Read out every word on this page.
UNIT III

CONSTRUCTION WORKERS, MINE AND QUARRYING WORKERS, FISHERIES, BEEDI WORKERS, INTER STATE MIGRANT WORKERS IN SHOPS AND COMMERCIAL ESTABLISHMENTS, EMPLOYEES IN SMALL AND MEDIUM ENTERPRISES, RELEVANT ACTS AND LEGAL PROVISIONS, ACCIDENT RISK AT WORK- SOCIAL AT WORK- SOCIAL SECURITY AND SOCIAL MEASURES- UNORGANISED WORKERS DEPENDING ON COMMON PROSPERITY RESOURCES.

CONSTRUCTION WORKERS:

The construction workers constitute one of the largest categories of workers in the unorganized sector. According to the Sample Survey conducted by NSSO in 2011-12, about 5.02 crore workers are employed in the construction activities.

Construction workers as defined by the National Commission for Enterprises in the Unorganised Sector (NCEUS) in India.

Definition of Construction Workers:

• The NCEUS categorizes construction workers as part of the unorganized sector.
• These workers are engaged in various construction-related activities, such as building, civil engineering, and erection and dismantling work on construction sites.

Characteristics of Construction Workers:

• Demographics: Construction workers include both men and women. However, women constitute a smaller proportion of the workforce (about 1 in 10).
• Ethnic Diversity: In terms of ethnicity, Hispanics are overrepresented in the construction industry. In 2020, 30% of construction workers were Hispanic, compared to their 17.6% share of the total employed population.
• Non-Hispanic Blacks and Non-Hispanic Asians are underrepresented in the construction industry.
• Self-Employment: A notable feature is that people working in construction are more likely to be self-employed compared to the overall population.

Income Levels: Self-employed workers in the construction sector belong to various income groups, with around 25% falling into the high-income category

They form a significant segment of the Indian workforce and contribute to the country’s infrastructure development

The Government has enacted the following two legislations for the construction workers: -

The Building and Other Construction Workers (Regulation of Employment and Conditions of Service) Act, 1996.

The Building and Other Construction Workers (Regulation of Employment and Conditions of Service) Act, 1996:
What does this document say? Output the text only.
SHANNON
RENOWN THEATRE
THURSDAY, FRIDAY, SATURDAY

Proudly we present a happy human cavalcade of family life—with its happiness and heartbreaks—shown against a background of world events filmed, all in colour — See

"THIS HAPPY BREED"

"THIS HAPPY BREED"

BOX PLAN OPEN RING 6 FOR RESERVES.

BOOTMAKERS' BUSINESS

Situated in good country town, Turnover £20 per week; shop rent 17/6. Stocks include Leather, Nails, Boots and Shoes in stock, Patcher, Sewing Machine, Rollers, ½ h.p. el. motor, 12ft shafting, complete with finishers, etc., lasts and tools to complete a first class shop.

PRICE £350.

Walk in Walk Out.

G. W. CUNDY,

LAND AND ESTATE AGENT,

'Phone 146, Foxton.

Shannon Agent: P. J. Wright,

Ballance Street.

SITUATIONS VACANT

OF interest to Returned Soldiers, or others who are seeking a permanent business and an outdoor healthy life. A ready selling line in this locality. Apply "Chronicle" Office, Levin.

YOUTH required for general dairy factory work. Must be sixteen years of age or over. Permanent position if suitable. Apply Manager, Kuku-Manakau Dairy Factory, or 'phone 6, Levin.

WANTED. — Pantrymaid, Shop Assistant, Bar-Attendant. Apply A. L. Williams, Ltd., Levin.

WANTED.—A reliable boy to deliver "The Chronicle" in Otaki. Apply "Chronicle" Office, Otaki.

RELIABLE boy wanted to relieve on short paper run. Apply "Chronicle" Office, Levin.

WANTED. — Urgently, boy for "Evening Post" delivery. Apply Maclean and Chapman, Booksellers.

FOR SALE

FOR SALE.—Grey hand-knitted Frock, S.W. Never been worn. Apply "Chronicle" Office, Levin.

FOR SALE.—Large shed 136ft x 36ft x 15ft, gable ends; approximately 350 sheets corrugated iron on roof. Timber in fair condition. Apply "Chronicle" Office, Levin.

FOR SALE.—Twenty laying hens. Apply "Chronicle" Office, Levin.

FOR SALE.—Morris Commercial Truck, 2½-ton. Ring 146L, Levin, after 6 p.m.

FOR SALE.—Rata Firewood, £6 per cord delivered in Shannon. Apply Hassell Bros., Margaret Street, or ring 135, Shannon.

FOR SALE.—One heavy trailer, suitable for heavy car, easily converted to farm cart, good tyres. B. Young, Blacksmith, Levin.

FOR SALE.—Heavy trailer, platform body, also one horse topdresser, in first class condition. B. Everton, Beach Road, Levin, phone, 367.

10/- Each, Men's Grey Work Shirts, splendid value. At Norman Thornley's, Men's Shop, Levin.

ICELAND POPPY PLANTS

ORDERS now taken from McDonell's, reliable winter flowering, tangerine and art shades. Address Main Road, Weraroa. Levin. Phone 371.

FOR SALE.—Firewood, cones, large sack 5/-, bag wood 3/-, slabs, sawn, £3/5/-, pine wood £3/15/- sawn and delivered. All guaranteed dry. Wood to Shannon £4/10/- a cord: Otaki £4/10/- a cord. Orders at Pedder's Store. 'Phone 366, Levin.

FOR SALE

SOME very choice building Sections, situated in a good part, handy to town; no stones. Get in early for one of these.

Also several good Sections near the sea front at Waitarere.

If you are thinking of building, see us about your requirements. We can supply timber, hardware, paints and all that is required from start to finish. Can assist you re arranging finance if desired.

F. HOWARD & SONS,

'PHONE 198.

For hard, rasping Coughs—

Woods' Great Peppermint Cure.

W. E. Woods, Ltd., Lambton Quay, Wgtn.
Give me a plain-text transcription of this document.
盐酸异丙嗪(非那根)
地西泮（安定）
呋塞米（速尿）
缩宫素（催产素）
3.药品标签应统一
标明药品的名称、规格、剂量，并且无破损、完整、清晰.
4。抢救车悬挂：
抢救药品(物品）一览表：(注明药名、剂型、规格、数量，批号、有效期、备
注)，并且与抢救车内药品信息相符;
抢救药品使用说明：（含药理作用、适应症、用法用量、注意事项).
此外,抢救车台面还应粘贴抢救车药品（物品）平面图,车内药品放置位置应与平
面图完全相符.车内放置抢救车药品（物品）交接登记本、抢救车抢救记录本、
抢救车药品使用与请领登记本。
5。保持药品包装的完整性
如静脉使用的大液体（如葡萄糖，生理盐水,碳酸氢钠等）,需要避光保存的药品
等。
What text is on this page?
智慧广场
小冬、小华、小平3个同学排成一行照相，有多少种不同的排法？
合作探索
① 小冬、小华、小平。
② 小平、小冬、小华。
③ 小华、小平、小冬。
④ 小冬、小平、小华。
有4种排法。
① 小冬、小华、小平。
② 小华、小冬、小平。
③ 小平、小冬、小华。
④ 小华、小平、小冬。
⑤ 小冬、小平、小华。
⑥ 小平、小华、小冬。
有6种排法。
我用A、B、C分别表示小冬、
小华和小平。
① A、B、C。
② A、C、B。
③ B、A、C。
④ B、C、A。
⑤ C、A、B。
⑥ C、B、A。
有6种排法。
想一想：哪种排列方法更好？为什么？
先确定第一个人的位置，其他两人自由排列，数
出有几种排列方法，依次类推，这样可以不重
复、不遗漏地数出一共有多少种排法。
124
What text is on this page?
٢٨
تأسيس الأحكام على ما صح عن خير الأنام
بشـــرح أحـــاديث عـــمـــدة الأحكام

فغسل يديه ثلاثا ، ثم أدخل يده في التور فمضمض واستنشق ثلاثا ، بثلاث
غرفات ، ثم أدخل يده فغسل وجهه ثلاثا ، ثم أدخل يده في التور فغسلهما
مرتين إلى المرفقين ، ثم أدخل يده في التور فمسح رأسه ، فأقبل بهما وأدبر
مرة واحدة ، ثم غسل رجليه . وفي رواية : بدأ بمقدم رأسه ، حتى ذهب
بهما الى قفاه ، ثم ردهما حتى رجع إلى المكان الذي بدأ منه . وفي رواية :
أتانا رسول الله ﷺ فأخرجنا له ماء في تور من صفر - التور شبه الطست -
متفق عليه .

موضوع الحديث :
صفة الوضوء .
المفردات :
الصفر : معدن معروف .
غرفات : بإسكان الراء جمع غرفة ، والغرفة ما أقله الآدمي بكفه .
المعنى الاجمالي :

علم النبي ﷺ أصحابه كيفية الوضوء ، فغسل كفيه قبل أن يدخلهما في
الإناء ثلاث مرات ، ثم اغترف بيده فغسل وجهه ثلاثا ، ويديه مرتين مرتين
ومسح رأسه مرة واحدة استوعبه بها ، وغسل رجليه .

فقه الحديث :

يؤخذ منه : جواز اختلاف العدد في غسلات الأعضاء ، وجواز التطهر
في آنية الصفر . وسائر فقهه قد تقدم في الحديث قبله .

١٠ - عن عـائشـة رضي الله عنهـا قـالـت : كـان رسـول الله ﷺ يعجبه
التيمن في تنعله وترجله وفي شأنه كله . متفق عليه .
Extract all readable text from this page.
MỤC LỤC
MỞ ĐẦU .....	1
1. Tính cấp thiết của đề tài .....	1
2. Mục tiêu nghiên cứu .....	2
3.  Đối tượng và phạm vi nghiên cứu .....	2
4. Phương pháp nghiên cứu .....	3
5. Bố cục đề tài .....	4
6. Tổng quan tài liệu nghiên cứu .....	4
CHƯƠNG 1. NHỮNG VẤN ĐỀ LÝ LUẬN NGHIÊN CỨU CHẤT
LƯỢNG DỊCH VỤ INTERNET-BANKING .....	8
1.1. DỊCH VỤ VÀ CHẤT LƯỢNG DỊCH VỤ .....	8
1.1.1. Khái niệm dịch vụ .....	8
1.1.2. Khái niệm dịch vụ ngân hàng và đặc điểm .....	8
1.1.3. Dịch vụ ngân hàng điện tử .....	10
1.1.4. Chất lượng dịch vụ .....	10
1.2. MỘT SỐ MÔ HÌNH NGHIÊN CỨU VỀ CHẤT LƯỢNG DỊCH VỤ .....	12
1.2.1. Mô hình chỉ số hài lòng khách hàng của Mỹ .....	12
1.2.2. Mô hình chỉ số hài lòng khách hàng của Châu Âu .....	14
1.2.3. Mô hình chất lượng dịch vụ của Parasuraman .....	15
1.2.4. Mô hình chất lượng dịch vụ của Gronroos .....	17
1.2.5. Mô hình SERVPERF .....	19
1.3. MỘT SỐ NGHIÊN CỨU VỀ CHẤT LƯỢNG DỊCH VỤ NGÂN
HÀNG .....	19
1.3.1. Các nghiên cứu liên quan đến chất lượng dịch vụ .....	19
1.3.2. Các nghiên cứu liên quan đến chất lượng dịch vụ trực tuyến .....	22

▶ **REQUEST**
Determine how many lines of the material include the string "country". Output only that count.

▶ **FINAL RESULT**
2